* _Exercise_
Within the records below, find each line that holds the string "selected", then copy it.

* _Data rows_

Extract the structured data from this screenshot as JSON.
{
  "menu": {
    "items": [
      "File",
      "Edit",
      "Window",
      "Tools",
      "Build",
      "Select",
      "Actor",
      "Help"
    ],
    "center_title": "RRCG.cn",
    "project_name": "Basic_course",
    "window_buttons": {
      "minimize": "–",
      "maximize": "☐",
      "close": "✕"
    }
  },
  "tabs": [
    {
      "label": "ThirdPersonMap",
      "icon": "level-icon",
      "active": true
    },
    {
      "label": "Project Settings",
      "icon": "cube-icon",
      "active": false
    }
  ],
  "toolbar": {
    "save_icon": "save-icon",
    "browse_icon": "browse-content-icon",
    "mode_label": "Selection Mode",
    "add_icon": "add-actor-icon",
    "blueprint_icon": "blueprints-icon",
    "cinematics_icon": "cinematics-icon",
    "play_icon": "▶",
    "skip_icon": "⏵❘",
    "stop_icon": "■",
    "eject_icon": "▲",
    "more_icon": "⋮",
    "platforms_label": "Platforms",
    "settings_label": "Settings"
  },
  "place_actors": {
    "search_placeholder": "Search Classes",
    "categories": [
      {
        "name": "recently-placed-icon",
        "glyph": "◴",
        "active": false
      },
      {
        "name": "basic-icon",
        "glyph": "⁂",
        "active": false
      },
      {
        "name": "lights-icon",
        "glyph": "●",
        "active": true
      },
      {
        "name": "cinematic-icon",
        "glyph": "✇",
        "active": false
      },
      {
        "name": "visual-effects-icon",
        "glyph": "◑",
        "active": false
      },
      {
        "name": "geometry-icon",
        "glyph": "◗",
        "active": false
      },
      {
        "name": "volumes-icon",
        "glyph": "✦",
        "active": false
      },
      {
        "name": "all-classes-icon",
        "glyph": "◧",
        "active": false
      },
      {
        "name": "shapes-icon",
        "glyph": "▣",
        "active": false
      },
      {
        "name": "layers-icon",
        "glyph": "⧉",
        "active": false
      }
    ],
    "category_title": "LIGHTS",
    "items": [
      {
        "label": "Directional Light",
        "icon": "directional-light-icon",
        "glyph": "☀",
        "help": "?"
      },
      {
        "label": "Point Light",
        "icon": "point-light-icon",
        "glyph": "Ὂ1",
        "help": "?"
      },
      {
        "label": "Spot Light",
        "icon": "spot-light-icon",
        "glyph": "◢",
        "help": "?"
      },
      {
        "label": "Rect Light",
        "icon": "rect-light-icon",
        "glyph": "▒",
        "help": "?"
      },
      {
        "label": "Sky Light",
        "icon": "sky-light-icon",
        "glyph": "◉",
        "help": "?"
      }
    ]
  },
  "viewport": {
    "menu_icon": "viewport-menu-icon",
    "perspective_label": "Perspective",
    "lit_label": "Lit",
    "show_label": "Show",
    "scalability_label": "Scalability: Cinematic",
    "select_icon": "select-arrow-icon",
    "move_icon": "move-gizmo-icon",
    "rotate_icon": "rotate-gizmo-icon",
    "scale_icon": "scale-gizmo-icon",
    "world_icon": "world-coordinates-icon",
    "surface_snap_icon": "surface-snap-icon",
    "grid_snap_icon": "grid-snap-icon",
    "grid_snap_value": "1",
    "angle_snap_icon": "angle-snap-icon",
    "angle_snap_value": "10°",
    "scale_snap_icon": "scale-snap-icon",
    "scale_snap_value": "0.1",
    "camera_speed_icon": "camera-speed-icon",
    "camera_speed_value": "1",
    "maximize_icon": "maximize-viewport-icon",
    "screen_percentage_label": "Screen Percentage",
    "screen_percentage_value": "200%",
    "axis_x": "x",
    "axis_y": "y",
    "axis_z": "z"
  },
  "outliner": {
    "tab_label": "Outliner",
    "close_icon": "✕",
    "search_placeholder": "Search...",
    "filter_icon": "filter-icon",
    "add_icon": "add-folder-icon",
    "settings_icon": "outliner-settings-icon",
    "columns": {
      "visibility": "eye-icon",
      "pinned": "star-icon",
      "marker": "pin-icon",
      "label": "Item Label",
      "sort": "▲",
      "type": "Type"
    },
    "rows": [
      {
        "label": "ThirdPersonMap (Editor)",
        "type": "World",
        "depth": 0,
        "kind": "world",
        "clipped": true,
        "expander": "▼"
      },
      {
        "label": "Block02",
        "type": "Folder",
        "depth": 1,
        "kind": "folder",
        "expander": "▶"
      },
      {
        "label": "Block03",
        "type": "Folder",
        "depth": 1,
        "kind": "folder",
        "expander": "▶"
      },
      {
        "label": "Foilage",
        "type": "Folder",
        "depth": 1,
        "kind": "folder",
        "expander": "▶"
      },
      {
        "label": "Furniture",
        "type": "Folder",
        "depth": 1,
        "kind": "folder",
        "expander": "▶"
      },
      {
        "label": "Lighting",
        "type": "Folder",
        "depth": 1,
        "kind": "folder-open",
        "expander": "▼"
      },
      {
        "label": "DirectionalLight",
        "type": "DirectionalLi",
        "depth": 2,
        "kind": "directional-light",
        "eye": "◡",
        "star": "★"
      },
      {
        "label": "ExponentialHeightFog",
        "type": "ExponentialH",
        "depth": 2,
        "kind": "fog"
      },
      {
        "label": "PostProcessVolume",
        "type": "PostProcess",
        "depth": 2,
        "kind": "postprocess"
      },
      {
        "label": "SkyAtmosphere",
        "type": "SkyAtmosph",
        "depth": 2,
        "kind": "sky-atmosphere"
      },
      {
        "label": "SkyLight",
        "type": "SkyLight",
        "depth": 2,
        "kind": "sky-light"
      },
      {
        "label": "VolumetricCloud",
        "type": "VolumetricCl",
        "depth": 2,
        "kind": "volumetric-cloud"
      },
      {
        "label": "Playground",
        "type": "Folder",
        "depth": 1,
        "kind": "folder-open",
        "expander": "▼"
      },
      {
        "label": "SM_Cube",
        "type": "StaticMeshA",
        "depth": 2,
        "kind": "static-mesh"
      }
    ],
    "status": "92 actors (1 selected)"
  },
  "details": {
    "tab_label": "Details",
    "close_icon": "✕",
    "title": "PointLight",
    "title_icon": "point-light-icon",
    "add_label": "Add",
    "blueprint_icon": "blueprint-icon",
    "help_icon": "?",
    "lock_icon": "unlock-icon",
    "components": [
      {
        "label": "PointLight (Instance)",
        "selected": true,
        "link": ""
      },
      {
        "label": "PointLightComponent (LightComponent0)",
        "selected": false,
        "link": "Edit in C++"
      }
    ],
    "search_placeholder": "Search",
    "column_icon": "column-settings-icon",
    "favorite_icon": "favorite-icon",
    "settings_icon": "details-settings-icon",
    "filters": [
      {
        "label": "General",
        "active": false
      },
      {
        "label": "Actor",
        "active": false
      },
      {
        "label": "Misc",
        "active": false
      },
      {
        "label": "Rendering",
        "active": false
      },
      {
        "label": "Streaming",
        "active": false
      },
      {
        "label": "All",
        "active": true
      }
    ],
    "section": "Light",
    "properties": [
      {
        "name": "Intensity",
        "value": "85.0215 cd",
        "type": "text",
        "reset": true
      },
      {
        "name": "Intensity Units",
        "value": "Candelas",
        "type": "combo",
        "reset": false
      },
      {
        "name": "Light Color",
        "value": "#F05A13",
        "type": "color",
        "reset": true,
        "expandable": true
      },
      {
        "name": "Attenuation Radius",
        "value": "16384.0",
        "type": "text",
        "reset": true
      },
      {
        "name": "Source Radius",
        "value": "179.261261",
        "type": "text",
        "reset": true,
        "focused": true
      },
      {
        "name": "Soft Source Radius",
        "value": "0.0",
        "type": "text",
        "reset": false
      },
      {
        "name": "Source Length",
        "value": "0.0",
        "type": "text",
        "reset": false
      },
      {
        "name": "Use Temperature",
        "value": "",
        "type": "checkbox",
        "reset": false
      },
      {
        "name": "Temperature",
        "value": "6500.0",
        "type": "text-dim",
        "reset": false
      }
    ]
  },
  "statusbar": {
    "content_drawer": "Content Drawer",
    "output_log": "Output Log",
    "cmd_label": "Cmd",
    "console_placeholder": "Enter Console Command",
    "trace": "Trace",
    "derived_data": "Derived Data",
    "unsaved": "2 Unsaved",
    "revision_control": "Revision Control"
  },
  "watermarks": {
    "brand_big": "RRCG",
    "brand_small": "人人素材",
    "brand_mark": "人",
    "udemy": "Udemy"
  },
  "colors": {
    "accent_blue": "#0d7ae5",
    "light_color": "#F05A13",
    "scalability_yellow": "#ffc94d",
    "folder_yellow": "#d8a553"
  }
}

* _Output_
    "status": "92 actors (1 selected)"
        "selected": true,
        "selected": false,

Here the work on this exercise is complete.